** start of Material for the task **

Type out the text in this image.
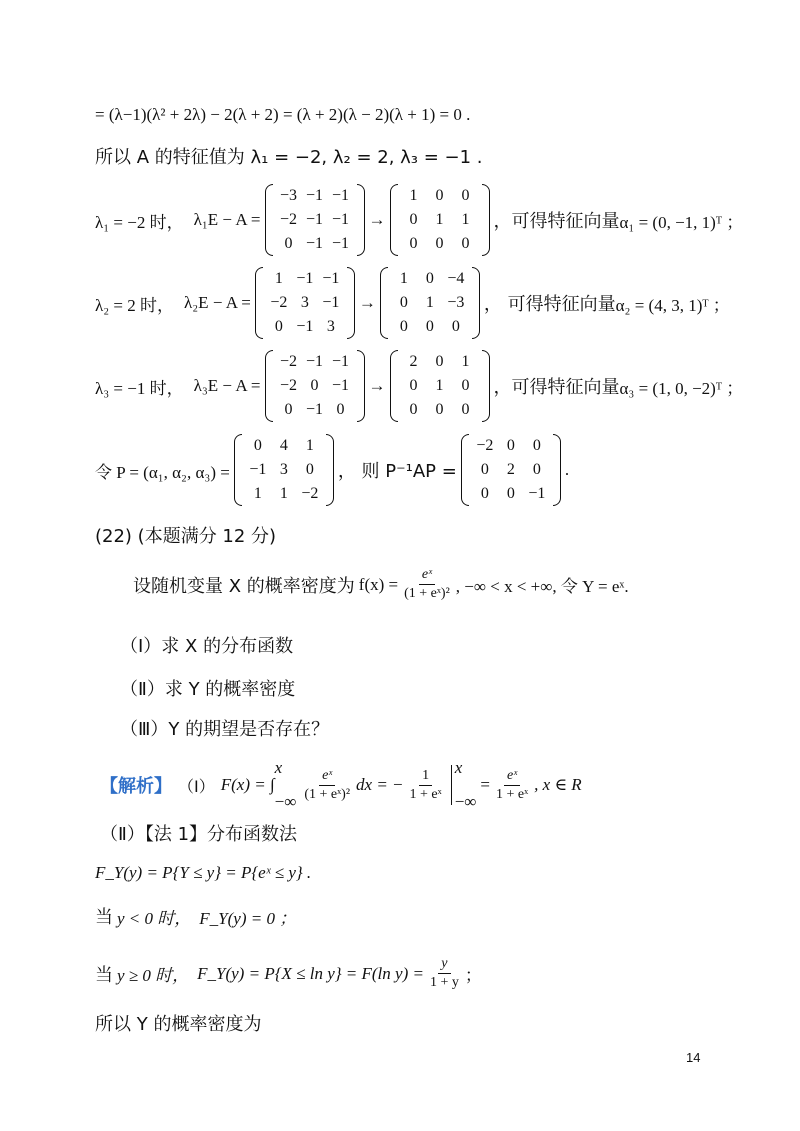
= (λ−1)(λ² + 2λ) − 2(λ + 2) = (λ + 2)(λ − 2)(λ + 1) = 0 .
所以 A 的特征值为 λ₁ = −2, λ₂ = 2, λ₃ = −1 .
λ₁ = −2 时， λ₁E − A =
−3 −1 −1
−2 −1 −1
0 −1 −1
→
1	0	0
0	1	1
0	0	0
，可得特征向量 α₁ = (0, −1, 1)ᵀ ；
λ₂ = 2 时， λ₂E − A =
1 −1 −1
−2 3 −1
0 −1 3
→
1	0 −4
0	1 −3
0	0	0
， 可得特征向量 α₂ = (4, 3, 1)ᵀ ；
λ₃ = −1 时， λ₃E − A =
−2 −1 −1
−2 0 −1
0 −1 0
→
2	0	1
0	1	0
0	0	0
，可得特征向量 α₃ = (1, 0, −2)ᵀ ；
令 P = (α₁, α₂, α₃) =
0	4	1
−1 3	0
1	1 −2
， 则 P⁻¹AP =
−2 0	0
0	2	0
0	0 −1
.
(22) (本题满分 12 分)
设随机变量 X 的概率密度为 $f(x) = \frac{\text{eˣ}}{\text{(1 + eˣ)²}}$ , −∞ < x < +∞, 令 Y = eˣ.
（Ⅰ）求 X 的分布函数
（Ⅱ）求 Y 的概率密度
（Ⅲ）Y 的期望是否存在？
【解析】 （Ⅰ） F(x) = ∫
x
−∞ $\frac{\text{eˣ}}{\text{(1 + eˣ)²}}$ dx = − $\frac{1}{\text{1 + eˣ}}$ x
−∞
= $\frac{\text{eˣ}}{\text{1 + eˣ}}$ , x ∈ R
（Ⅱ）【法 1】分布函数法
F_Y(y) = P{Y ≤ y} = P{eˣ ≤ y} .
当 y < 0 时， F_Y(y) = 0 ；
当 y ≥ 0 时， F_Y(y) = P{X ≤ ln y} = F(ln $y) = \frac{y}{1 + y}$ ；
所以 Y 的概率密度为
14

** end of Material for the task **
** start of Material for the task **

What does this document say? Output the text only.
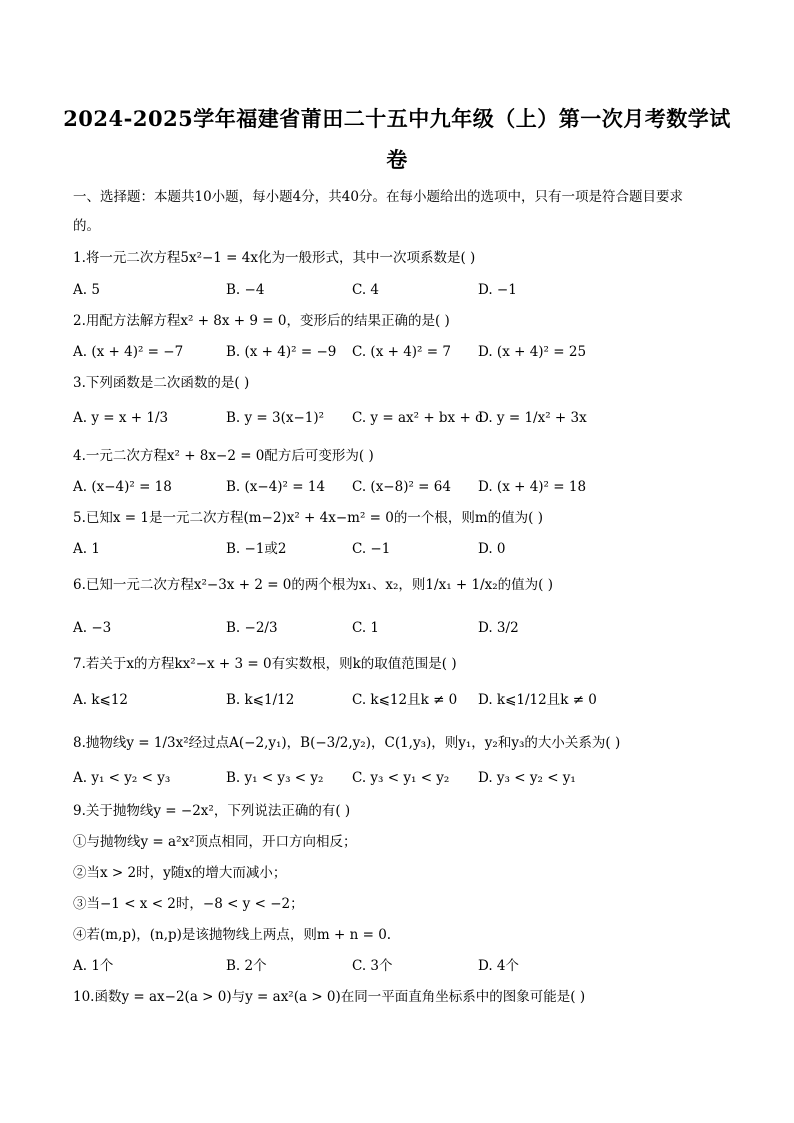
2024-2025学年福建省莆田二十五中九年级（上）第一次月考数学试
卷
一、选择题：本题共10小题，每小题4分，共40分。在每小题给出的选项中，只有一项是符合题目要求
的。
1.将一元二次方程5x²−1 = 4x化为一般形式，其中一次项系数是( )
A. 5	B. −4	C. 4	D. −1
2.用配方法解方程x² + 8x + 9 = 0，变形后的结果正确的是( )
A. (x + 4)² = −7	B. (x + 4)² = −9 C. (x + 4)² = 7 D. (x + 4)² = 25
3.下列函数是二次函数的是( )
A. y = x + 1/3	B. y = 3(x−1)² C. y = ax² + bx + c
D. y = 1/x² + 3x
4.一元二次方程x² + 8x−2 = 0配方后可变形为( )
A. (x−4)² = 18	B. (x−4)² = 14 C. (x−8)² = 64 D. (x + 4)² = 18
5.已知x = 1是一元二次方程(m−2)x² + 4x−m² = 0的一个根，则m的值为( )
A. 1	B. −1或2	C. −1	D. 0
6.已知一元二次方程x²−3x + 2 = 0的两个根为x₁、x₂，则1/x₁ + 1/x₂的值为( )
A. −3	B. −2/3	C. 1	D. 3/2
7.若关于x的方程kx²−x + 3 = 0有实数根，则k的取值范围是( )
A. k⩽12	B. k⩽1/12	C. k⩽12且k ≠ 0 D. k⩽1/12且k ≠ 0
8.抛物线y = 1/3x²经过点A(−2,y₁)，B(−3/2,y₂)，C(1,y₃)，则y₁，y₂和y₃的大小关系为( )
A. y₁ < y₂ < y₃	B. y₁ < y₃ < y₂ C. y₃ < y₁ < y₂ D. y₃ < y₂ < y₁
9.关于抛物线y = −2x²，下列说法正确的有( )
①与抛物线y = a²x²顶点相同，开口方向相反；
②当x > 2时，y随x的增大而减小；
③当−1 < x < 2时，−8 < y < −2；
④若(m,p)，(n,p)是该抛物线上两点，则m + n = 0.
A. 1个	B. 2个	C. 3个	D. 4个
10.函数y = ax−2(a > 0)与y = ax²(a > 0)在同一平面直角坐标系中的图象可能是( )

** end of Material for the task **
** start of Material for the task **

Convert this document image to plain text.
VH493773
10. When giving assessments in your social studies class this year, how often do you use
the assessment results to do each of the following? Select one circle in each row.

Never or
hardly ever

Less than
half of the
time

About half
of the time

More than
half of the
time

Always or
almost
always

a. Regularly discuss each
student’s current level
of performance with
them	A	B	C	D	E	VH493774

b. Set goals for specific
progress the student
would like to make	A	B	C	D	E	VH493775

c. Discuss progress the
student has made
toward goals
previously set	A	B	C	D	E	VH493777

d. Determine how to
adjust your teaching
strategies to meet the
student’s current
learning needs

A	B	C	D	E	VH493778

** end of Material for the task **

Extract every line that has the string "student" in it.

student’s current level
progress the student
student has made
student’s current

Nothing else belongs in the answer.